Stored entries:

** start **

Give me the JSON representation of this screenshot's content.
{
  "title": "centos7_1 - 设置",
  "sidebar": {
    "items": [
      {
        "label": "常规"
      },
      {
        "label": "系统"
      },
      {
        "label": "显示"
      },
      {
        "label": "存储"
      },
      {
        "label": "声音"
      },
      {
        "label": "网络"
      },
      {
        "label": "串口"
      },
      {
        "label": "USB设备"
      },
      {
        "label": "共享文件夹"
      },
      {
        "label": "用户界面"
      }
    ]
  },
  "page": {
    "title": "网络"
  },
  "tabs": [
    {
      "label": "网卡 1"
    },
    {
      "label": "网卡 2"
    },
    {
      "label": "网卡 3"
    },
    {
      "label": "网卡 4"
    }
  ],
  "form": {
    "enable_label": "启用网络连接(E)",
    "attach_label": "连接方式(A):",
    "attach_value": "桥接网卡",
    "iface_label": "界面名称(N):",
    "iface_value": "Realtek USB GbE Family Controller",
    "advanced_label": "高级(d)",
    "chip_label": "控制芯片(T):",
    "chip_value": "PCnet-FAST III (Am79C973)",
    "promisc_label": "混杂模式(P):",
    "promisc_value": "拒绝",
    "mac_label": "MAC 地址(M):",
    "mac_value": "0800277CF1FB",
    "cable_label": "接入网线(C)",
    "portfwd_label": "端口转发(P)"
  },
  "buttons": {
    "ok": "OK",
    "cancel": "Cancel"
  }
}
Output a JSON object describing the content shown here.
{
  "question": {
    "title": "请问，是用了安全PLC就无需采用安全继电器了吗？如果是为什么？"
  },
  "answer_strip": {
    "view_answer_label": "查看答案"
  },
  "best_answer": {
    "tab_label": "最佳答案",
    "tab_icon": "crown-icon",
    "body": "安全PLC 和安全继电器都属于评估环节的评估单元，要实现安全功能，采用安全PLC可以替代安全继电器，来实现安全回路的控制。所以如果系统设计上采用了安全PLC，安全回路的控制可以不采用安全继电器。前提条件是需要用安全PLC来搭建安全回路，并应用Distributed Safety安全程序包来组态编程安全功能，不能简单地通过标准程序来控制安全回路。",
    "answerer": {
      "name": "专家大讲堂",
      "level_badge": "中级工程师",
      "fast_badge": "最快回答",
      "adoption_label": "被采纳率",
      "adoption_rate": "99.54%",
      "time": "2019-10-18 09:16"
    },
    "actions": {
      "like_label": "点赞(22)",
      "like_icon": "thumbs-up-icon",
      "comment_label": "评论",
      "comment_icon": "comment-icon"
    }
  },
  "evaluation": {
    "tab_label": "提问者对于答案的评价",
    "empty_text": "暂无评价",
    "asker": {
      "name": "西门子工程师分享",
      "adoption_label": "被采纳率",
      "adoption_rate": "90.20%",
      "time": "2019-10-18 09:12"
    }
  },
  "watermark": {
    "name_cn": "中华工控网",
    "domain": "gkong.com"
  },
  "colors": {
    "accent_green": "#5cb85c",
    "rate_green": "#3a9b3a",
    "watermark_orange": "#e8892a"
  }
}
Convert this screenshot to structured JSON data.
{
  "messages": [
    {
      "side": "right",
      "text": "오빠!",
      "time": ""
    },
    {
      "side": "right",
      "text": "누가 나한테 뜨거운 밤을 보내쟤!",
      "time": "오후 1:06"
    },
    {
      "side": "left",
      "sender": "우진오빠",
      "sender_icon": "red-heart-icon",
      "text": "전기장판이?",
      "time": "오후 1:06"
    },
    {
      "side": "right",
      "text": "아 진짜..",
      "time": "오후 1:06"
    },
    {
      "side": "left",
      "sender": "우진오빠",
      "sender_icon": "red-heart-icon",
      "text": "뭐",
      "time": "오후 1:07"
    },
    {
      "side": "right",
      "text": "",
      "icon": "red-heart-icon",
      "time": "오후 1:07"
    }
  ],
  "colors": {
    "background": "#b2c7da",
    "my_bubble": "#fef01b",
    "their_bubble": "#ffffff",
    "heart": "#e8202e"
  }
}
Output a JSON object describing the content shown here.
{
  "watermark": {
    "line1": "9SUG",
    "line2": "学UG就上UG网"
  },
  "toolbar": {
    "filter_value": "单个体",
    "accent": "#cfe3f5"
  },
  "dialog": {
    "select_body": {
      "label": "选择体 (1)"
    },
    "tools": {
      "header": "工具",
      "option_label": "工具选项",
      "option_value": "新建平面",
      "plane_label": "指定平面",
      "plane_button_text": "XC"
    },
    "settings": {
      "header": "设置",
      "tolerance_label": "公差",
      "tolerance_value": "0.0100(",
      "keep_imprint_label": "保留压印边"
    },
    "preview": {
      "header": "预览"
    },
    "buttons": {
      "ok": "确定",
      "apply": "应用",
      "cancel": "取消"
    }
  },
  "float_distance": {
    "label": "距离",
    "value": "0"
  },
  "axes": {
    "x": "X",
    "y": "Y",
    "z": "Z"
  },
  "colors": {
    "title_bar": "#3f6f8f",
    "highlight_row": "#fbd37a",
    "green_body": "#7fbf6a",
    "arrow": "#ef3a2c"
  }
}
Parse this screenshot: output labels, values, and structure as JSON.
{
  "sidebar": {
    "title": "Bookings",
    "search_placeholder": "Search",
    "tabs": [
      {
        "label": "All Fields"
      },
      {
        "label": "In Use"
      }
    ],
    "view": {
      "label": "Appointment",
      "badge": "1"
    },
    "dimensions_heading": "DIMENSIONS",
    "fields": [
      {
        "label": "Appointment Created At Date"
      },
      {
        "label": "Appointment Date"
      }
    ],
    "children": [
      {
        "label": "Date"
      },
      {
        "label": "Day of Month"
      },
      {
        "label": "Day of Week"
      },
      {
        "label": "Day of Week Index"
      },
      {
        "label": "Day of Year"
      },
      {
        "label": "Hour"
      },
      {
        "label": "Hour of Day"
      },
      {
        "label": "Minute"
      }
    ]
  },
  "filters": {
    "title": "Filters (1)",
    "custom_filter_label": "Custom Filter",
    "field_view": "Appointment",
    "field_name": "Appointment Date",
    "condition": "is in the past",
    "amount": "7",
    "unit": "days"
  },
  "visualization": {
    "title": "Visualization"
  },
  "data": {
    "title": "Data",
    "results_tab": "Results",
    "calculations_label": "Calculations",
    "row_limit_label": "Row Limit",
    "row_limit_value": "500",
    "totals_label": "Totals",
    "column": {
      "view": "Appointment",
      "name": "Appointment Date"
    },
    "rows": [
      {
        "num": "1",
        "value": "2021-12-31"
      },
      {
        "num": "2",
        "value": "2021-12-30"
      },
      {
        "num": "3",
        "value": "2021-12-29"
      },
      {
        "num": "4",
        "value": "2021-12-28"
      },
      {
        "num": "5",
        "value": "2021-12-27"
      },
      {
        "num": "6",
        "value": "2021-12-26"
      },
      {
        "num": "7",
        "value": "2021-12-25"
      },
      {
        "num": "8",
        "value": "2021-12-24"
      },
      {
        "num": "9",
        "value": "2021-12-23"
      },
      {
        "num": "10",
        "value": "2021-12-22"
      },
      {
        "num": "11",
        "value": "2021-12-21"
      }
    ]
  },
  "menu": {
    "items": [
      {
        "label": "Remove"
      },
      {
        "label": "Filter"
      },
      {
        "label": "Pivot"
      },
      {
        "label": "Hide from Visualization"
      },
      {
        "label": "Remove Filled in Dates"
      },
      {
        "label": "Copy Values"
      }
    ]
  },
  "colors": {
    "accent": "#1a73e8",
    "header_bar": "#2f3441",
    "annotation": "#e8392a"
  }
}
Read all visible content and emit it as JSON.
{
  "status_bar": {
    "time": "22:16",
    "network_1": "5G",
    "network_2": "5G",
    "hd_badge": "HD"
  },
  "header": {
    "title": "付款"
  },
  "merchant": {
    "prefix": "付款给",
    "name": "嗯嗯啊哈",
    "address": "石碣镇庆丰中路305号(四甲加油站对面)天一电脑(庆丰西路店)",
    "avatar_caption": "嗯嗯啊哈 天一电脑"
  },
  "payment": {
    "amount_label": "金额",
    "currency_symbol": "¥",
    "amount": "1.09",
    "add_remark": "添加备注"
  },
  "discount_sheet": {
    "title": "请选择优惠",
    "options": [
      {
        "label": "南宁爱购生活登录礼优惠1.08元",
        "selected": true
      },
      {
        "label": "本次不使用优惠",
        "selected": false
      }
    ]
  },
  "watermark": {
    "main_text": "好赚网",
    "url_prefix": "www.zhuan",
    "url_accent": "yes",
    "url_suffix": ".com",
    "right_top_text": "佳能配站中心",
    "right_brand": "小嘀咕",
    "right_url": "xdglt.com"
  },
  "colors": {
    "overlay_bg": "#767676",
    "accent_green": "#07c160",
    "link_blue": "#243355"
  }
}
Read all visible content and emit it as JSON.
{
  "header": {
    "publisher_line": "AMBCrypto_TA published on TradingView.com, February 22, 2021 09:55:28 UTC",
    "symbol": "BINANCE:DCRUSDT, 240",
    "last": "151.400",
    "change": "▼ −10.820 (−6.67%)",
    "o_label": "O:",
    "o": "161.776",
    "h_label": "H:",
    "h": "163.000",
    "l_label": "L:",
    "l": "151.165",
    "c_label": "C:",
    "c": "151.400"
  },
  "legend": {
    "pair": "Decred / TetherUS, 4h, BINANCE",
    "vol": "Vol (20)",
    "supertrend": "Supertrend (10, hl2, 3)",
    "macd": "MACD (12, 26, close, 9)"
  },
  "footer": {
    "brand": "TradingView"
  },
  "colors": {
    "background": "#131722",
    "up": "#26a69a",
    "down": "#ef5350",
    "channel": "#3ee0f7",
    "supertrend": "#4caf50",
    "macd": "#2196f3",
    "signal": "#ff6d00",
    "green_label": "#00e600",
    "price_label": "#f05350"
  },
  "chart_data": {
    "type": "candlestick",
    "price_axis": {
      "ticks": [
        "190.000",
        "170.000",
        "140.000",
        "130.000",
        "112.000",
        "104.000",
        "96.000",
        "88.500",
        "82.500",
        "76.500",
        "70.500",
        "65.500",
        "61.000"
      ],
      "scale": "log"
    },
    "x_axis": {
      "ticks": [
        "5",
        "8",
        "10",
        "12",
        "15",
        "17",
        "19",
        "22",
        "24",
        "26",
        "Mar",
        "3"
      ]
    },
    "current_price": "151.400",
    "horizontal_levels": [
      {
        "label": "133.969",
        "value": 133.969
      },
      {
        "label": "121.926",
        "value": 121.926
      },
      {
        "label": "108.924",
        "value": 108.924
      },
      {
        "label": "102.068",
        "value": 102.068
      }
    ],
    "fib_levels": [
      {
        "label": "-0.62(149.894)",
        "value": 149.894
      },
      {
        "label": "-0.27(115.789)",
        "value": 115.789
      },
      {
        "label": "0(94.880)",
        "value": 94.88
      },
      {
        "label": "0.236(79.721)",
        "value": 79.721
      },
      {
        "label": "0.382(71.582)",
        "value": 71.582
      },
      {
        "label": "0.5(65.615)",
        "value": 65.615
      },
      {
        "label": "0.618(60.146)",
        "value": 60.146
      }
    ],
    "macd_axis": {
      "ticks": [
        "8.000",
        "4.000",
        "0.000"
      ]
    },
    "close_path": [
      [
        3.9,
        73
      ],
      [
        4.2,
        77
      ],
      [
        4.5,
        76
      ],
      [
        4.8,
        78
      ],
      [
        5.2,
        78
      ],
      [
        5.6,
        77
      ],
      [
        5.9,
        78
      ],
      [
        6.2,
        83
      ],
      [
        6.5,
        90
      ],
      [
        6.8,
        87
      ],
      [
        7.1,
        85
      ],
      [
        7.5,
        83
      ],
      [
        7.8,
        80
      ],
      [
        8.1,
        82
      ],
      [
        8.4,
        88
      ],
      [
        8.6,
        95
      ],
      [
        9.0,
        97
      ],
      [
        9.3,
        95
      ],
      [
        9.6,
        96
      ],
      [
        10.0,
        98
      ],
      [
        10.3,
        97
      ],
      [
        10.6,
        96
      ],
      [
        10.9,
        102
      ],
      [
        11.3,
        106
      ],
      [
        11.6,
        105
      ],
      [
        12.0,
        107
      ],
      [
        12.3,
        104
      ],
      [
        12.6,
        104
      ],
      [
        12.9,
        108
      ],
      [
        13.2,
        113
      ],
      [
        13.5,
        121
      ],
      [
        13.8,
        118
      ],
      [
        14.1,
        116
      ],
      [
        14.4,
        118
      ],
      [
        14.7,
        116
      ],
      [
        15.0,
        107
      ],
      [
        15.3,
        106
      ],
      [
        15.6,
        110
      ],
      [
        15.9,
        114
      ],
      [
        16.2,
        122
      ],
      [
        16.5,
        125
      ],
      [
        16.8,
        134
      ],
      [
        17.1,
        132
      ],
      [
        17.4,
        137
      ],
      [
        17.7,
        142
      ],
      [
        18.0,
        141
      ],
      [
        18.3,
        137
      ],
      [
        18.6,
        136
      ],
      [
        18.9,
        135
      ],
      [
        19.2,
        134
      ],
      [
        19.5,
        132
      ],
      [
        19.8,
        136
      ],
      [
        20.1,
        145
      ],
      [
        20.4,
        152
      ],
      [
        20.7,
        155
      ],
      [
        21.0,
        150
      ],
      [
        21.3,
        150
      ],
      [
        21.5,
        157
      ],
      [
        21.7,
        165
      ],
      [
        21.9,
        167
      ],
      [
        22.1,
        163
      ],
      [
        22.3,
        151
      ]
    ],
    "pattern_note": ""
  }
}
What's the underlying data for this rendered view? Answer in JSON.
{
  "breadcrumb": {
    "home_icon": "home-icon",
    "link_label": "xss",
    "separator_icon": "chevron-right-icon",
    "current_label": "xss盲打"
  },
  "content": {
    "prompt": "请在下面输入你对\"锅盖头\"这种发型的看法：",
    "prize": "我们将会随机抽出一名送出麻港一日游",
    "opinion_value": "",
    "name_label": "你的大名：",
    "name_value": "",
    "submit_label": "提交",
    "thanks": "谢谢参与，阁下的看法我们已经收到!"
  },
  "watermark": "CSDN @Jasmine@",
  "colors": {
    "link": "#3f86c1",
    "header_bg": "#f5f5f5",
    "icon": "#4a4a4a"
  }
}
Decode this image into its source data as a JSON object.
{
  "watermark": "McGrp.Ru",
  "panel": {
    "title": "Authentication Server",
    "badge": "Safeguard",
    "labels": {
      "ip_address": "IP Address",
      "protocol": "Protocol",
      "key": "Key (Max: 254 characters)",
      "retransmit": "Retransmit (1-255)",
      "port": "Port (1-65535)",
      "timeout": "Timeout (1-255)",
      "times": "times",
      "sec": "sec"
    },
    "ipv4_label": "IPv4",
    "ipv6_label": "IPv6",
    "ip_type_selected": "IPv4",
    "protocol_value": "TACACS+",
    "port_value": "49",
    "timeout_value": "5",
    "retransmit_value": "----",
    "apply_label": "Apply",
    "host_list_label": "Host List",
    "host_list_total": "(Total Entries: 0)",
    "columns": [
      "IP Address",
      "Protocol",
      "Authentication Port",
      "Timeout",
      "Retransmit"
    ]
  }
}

** end **

> **Set task**:
Return only the lines running from the line with "Decode this image" to the last line of the records, both included, exactly as written.

> **Correct answer**:
Decode this image into its source data as a JSON object.
{
  "watermark": "McGrp.Ru",
  "panel": {
    "title": "Authentication Server",
    "badge": "Safeguard",
    "labels": {
      "ip_address": "IP Address",
      "protocol": "Protocol",
      "key": "Key (Max: 254 characters)",
      "retransmit": "Retransmit (1-255)",
      "port": "Port (1-65535)",
      "timeout": "Timeout (1-255)",
      "times": "times",
      "sec": "sec"
    },
    "ipv4_label": "IPv4",
    "ipv6_label": "IPv6",
    "ip_type_selected": "IPv4",
    "protocol_value": "TACACS+",
    "port_value": "49",
    "timeout_value": "5",
    "retransmit_value": "----",
    "apply_label": "Apply",
    "host_list_label": "Host List",
    "host_list_total": "(Total Entries: 0)",
    "columns": [
      "IP Address",
      "Protocol",
      "Authentication Port",
      "Timeout",
      "Retransmit"
    ]
  }
}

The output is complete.